Instructions for the task: Note each line where "name" appears, and copy it.

....

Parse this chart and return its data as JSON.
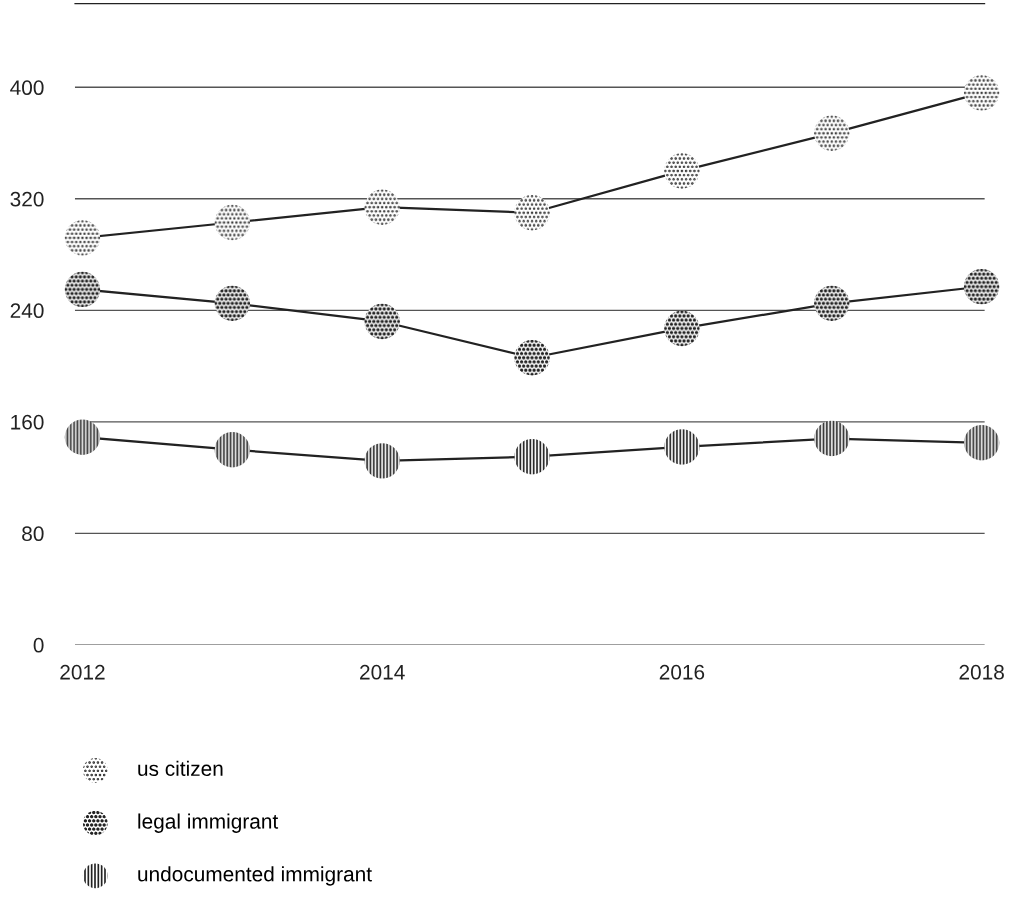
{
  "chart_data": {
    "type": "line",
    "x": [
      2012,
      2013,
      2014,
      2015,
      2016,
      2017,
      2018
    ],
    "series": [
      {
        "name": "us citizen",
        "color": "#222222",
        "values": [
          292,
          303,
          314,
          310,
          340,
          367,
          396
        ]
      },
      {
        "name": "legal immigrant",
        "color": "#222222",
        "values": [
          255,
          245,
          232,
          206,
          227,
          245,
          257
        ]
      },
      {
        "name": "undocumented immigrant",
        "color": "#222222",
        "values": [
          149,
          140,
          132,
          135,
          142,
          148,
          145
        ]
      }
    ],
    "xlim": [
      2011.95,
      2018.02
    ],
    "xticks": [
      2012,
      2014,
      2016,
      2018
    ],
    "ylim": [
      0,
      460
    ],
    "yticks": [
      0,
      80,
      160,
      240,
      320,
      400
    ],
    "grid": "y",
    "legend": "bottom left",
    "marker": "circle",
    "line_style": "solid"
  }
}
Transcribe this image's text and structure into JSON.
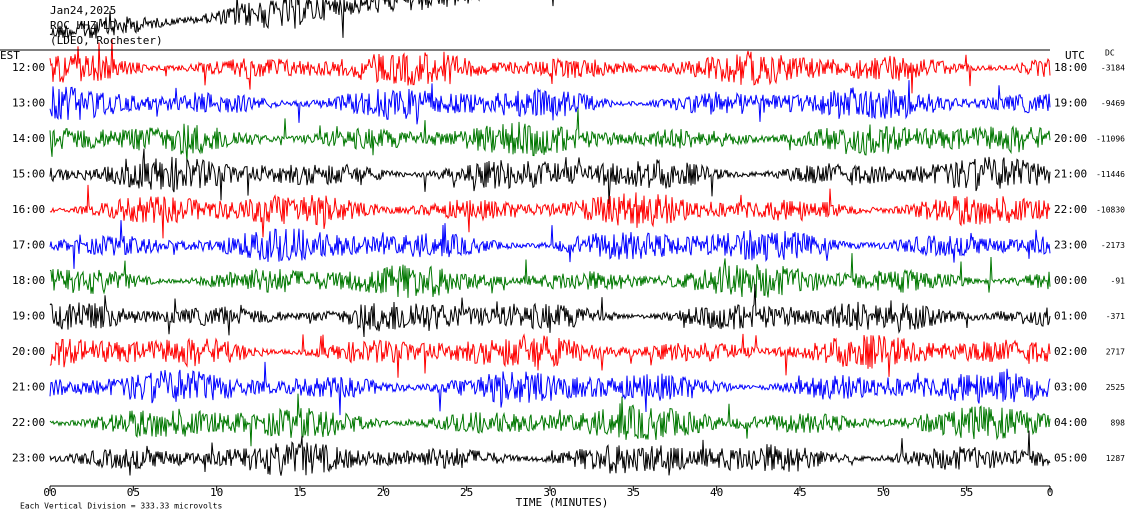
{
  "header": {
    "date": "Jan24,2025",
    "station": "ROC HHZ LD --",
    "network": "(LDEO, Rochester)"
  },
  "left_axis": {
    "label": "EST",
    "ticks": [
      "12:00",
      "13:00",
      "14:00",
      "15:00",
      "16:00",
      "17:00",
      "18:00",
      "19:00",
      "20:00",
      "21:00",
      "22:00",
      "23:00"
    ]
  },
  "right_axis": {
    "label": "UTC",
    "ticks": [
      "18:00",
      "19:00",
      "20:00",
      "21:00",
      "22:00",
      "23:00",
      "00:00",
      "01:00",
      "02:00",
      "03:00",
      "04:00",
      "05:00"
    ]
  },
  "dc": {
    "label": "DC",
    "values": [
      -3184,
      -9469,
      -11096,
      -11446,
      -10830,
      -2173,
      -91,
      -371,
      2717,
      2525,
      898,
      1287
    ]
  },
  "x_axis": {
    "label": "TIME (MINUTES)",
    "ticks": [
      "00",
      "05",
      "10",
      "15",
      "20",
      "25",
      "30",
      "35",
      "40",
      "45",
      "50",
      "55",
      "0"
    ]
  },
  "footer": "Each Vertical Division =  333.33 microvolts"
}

....

Task response:
        "name": "us citizen",
        "name": "legal immigrant",
        "name": "undocumented immigrant",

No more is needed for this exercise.